** The request **
What number of lines hold the word "JSON"? State that number and nothing besides.

(Stored entries)
┄┄┄┄┄┄

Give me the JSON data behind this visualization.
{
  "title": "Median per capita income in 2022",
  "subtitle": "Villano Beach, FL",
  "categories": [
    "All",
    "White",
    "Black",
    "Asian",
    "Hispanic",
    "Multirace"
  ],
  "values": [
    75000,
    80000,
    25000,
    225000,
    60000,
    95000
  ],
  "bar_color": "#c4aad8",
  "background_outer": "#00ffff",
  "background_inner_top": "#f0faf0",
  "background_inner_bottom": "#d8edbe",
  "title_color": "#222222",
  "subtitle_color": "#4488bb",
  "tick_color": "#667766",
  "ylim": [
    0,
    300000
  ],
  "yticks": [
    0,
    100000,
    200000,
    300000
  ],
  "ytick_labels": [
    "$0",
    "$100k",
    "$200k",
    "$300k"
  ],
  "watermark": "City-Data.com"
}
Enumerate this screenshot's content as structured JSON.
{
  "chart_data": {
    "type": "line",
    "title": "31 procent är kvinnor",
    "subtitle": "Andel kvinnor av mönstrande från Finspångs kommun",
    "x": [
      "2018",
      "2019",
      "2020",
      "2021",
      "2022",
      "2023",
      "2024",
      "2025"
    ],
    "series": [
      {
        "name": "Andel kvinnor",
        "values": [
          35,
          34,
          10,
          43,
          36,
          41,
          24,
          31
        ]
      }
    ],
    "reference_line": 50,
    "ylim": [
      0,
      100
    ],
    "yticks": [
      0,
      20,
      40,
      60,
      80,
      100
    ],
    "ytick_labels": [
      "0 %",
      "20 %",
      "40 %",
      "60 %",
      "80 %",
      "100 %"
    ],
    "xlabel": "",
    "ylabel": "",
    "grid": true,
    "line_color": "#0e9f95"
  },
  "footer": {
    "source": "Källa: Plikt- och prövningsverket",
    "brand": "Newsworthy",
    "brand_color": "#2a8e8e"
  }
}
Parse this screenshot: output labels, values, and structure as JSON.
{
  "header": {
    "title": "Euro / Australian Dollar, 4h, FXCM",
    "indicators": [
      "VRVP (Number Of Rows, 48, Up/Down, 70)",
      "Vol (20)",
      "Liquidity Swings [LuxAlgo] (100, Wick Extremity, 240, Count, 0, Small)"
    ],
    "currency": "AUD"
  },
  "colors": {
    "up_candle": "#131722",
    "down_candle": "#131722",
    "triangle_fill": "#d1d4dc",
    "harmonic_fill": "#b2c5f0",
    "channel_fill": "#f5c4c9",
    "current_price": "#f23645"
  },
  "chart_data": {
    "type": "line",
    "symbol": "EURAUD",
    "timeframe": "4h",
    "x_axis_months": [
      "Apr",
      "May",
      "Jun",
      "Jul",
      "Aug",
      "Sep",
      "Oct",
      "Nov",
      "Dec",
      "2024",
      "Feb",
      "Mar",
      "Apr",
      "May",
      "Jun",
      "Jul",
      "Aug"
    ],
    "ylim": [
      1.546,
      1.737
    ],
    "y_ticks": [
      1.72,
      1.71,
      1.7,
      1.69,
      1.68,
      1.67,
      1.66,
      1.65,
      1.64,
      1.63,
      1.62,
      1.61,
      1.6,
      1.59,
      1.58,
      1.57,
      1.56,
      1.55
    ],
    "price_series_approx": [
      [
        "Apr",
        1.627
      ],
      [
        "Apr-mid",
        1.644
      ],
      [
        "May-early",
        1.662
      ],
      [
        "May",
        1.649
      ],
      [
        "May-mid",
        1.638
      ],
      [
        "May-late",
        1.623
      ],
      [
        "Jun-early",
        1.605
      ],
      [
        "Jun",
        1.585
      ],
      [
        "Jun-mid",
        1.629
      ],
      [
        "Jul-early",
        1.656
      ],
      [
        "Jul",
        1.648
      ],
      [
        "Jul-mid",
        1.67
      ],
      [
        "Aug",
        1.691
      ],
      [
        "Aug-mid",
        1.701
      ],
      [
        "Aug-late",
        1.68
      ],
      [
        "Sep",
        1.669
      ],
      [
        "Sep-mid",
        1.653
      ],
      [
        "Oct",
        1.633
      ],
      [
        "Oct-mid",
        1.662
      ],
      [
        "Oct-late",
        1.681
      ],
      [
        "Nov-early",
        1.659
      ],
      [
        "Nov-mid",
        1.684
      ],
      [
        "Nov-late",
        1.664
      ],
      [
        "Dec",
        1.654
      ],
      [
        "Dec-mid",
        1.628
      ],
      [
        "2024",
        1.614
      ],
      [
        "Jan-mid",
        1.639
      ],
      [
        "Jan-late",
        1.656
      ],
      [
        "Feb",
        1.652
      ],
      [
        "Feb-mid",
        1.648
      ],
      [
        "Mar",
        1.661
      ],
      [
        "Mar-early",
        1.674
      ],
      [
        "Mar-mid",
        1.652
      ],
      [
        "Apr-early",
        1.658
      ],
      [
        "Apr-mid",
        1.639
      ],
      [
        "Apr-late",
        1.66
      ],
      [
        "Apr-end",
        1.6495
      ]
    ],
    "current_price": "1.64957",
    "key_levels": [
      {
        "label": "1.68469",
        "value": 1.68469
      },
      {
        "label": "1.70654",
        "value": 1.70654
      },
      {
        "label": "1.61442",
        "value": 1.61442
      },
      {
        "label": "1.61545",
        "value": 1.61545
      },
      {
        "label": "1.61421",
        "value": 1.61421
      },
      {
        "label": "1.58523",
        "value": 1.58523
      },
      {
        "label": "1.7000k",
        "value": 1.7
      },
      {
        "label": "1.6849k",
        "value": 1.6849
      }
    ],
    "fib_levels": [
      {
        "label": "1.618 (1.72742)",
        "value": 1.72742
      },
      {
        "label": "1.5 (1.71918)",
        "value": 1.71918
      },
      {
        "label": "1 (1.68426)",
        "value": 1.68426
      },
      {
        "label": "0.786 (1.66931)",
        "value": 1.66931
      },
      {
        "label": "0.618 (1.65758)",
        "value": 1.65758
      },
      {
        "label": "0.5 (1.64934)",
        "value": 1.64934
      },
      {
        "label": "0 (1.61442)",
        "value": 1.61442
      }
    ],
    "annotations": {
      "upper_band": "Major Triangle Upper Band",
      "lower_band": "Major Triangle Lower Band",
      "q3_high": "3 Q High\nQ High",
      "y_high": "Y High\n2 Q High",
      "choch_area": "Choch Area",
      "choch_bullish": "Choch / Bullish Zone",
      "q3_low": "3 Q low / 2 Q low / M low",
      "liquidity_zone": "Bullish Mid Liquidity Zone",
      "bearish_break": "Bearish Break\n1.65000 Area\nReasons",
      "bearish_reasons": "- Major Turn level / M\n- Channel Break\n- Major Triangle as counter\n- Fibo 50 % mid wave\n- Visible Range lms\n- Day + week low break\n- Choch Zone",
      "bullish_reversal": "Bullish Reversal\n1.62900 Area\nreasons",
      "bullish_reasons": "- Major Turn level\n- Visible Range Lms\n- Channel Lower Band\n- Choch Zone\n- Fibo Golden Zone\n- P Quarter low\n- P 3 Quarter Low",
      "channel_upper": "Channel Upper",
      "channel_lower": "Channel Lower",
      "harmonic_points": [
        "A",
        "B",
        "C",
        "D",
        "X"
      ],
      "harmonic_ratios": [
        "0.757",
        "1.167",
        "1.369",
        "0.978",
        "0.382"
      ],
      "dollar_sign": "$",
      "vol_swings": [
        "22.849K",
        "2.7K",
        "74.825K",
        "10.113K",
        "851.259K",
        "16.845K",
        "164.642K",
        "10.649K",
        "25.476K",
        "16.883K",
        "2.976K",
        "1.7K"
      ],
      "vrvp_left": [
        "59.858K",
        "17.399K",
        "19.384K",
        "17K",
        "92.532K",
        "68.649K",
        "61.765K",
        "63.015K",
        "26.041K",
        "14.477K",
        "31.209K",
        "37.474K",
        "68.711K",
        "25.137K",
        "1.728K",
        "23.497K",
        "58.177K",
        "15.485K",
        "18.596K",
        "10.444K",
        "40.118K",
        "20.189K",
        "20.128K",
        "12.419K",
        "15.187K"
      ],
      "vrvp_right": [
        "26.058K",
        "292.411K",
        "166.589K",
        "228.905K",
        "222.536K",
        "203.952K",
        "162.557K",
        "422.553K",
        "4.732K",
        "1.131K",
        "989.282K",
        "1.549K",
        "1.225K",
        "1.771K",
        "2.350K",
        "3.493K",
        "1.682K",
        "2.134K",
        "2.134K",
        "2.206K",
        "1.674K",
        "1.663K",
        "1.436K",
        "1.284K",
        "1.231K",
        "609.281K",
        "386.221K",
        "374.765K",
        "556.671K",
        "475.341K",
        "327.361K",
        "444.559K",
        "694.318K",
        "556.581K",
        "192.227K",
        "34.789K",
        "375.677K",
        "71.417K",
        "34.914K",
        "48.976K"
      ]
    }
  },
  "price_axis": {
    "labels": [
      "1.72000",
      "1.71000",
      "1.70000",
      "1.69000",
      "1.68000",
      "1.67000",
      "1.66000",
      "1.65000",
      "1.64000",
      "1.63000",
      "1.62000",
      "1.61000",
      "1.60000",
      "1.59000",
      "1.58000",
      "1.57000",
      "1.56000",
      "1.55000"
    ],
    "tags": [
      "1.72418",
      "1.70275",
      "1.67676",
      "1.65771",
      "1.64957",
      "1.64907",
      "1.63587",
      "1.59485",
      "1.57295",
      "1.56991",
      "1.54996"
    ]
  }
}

┄┄┄┄┄┄

** Result **
3